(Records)

"""

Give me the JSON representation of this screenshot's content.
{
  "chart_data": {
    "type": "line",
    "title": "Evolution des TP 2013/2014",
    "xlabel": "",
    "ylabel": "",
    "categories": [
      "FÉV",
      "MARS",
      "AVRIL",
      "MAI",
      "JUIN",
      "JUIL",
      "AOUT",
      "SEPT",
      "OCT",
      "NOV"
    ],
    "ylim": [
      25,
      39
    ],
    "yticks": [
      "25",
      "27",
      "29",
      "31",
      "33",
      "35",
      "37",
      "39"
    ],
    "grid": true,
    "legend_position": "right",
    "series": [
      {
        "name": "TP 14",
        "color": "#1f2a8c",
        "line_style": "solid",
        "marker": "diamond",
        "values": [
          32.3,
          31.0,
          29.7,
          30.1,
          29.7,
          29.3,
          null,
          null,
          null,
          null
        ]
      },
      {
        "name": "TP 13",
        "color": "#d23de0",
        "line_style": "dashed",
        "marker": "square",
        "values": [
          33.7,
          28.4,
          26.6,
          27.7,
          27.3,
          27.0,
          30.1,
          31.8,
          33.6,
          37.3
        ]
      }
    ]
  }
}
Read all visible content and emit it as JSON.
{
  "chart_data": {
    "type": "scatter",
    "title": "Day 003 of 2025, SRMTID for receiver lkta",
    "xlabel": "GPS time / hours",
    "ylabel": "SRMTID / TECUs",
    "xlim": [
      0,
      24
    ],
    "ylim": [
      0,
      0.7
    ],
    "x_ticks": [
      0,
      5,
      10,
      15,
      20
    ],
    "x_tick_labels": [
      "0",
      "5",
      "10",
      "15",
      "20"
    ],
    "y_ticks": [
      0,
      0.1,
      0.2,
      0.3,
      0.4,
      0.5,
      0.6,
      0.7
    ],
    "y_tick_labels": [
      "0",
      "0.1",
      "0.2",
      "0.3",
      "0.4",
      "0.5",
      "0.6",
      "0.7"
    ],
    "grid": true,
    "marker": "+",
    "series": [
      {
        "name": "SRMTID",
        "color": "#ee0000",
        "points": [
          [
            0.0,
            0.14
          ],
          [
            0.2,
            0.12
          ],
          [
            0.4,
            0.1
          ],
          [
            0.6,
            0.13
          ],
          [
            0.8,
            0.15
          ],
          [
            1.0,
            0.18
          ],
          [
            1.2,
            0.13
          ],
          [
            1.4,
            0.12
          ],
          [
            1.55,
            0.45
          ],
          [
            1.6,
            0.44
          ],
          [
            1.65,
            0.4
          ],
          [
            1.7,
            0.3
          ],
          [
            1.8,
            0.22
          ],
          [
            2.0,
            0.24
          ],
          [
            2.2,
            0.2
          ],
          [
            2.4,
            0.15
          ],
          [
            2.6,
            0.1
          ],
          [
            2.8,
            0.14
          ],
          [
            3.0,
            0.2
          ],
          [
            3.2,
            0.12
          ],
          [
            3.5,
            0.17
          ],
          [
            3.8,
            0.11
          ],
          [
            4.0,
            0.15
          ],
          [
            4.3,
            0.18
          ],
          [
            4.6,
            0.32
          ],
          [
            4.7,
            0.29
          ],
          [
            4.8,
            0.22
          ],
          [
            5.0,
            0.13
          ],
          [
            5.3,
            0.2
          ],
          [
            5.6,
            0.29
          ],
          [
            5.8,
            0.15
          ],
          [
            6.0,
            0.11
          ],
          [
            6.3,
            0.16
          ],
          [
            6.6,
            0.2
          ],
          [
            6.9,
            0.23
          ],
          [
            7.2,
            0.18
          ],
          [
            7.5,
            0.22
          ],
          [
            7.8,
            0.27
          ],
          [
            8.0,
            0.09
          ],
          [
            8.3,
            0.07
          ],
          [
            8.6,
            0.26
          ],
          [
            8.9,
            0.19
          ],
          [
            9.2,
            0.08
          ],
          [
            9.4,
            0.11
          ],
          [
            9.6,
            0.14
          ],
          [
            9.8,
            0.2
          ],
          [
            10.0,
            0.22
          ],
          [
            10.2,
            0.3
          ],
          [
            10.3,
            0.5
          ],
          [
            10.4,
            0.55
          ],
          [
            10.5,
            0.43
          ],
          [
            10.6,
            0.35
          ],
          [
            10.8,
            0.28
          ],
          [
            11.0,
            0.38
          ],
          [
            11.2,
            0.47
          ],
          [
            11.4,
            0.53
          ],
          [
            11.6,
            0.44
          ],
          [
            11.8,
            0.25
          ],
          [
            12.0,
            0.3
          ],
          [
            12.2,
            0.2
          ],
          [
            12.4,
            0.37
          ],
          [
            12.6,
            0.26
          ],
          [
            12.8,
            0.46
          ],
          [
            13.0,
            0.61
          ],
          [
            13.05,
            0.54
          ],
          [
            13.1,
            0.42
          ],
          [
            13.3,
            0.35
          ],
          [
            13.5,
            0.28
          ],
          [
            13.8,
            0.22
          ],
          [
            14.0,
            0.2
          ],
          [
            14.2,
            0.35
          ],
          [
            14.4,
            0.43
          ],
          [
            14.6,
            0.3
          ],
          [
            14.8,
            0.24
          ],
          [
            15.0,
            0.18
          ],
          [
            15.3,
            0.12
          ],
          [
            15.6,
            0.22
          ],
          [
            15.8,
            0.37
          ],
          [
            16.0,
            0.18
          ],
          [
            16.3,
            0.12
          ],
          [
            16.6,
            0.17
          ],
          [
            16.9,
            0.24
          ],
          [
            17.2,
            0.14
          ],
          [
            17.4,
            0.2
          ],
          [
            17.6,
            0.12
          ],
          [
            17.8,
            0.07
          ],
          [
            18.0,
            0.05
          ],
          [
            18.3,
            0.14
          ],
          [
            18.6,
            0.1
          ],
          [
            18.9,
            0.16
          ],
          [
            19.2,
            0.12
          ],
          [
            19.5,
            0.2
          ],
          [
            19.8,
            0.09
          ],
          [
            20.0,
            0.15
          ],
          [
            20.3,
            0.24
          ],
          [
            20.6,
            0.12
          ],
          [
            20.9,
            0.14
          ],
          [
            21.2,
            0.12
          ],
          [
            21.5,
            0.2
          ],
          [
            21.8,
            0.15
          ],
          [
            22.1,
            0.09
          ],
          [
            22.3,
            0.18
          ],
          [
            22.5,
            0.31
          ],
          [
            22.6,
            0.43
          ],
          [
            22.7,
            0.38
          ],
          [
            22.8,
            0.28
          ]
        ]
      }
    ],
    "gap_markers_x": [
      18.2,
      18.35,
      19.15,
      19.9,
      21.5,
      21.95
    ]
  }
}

"""

Task goal:
In the entries above, find every line with the word "title" and list it.

Result of this task:
    "title": "Evolution des TP 2013/2014",
    "title": "Day 003 of 2025, SRMTID for receiver lkta",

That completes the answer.